-- Written task --
Copy out each line exactly as it appears.

— Start of Records provided —

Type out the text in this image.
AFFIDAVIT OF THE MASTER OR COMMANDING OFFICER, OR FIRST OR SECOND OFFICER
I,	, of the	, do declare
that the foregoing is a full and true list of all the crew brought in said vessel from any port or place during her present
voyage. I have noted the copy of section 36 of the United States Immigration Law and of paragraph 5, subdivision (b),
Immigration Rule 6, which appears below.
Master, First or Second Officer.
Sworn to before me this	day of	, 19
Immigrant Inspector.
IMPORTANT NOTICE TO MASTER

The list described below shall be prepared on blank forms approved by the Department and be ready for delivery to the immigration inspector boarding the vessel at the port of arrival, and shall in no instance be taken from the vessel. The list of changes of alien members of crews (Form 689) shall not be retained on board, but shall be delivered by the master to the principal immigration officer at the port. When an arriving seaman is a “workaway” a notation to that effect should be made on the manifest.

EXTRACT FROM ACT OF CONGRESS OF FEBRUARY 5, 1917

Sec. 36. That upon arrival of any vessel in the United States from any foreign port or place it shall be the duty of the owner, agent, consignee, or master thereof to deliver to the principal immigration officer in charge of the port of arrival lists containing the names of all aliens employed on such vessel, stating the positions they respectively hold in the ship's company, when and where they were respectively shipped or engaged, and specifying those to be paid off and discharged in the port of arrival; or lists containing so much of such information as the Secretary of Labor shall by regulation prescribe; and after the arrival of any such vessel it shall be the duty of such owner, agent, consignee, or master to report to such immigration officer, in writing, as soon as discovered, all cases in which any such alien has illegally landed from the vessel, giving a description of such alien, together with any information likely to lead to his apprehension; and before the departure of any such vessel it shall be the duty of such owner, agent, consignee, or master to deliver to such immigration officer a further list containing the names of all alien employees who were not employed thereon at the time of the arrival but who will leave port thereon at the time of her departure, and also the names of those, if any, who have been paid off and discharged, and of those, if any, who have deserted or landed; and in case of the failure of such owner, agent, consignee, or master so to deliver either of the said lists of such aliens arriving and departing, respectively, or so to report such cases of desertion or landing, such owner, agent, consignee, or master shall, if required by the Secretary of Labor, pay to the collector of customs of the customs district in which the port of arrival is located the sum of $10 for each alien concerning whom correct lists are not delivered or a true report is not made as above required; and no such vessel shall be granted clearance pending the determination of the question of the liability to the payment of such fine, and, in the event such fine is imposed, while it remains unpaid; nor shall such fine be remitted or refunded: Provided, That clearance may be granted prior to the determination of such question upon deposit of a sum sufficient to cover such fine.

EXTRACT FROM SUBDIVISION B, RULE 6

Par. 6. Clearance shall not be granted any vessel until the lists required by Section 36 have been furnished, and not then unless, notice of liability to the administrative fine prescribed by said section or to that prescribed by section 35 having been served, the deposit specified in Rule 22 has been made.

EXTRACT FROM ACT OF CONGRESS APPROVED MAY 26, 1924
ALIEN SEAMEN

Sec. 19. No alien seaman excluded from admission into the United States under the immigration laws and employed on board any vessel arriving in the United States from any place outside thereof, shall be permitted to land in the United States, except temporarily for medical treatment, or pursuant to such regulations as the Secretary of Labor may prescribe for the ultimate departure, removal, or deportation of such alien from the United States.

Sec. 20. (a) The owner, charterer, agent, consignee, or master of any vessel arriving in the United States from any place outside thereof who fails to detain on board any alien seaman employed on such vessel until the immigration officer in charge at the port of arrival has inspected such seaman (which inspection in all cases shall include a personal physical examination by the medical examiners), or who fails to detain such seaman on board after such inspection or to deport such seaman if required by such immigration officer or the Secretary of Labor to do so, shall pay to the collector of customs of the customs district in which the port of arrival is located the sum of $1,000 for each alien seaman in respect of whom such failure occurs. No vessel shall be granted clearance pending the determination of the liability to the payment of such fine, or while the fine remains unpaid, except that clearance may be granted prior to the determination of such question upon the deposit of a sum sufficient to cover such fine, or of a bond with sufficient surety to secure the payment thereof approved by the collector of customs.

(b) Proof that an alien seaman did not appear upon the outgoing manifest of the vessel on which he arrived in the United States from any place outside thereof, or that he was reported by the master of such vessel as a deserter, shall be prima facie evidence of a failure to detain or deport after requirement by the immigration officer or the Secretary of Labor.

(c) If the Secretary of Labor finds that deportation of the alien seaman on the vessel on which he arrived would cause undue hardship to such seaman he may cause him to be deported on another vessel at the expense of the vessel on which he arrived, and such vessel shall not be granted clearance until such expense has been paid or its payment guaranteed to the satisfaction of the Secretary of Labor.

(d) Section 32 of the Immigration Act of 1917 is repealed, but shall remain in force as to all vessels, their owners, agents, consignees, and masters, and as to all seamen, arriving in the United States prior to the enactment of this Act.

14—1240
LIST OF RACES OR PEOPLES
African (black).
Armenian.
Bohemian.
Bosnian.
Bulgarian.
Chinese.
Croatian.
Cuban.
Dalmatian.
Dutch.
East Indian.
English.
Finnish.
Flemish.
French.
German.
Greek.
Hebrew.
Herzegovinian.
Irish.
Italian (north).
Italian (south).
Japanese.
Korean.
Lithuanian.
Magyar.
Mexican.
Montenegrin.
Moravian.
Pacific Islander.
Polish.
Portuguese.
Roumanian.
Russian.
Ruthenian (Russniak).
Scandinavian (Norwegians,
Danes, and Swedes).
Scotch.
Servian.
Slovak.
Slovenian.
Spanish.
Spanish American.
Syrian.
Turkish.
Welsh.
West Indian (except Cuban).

— End of Records provided —

-- Response to this exercise --
Type out the text in this image.
AFFIDAVIT OF THE MASTER OR COMMANDING OFFICER, OR FIRST OR SECOND OFFICER
I,	, of the	, do declare
that the foregoing is a full and true list of all the crew brought in said vessel from any port or place during her present
voyage. I have noted the copy of section 36 of the United States Immigration Law and of paragraph 5, subdivision (b),
Immigration Rule 6, which appears below.
Master, First or Second Officer.
Sworn to before me this	day of	, 19
Immigrant Inspector.
IMPORTANT NOTICE TO MASTER

The list described below shall be prepared on blank forms approved by the Department and be ready for delivery to the immigration inspector boarding the vessel at the port of arrival, and shall in no instance be taken from the vessel. The list of changes of alien members of crews (Form 689) shall not be retained on board, but shall be delivered by the master to the principal immigration officer at the port. When an arriving seaman is a “workaway” a notation to that effect should be made on the manifest.

EXTRACT FROM ACT OF CONGRESS OF FEBRUARY 5, 1917

Sec. 36. That upon arrival of any vessel in the United States from any foreign port or place it shall be the duty of the owner, agent, consignee, or master thereof to deliver to the principal immigration officer in charge of the port of arrival lists containing the names of all aliens employed on such vessel, stating the positions they respectively hold in the ship's company, when and where they were respectively shipped or engaged, and specifying those to be paid off and discharged in the port of arrival; or lists containing so much of such information as the Secretary of Labor shall by regulation prescribe; and after the arrival of any such vessel it shall be the duty of such owner, agent, consignee, or master to report to such immigration officer, in writing, as soon as discovered, all cases in which any such alien has illegally landed from the vessel, giving a description of such alien, together with any information likely to lead to his apprehension; and before the departure of any such vessel it shall be the duty of such owner, agent, consignee, or master to deliver to such immigration officer a further list containing the names of all alien employees who were not employed thereon at the time of the arrival but who will leave port thereon at the time of her departure, and also the names of those, if any, who have been paid off and discharged, and of those, if any, who have deserted or landed; and in case of the failure of such owner, agent, consignee, or master so to deliver either of the said lists of such aliens arriving and departing, respectively, or so to report such cases of desertion or landing, such owner, agent, consignee, or master shall, if required by the Secretary of Labor, pay to the collector of customs of the customs district in which the port of arrival is located the sum of $10 for each alien concerning whom correct lists are not delivered or a true report is not made as above required; and no such vessel shall be granted clearance pending the determination of the question of the liability to the payment of such fine, and, in the event such fine is imposed, while it remains unpaid; nor shall such fine be remitted or refunded: Provided, That clearance may be granted prior to the determination of such question upon deposit of a sum sufficient to cover such fine.

EXTRACT FROM SUBDIVISION B, RULE 6

Par. 6. Clearance shall not be granted any vessel until the lists required by Section 36 have been furnished, and not then unless, notice of liability to the administrative fine prescribed by said section or to that prescribed by section 35 having been served, the deposit specified in Rule 22 has been made.

EXTRACT FROM ACT OF CONGRESS APPROVED MAY 26, 1924
ALIEN SEAMEN

Sec. 19. No alien seaman excluded from admission into the United States under the immigration laws and employed on board any vessel arriving in the United States from any place outside thereof, shall be permitted to land in the United States, except temporarily for medical treatment, or pursuant to such regulations as the Secretary of Labor may prescribe for the ultimate departure, removal, or deportation of such alien from the United States.

Sec. 20. (a) The owner, charterer, agent, consignee, or master of any vessel arriving in the United States from any place outside thereof who fails to detain on board any alien seaman employed on such vessel until the immigration officer in charge at the port of arrival has inspected such seaman (which inspection in all cases shall include a personal physical examination by the medical examiners), or who fails to detain such seaman on board after such inspection or to deport such seaman if required by such immigration officer or the Secretary of Labor to do so, shall pay to the collector of customs of the customs district in which the port of arrival is located the sum of $1,000 for each alien seaman in respect of whom such failure occurs. No vessel shall be granted clearance pending the determination of the liability to the payment of such fine, or while the fine remains unpaid, except that clearance may be granted prior to the determination of such question upon the deposit of a sum sufficient to cover such fine, or of a bond with sufficient surety to secure the payment thereof approved by the collector of customs.

(b) Proof that an alien seaman did not appear upon the outgoing manifest of the vessel on which he arrived in the United States from any place outside thereof, or that he was reported by the master of such vessel as a deserter, shall be prima facie evidence of a failure to detain or deport after requirement by the immigration officer or the Secretary of Labor.

(c) If the Secretary of Labor finds that deportation of the alien seaman on the vessel on which he arrived would cause undue hardship to such seaman he may cause him to be deported on another vessel at the expense of the vessel on which he arrived, and such vessel shall not be granted clearance until such expense has been paid or its payment guaranteed to the satisfaction of the Secretary of Labor.

(d) Section 32 of the Immigration Act of 1917 is repealed, but shall remain in force as to all vessels, their owners, agents, consignees, and masters, and as to all seamen, arriving in the United States prior to the enactment of this Act.

14—1240
LIST OF RACES OR PEOPLES
African (black).
Armenian.
Bohemian.
Bosnian.
Bulgarian.
Chinese.
Croatian.
Cuban.
Dalmatian.
Dutch.
East Indian.
English.
Finnish.
Flemish.
French.
German.
Greek.
Hebrew.
Herzegovinian.
Irish.
Italian (north).
Italian (south).
Japanese.
Korean.
Lithuanian.
Magyar.
Mexican.
Montenegrin.
Moravian.
Pacific Islander.
Polish.
Portuguese.
Roumanian.
Russian.
Ruthenian (Russniak).
Scandinavian (Norwegians,
Danes, and Swedes).
Scotch.
Servian.
Slovak.
Slovenian.
Spanish.
Spanish American.
Syrian.
Turkish.
Welsh.
West Indian (except Cuban).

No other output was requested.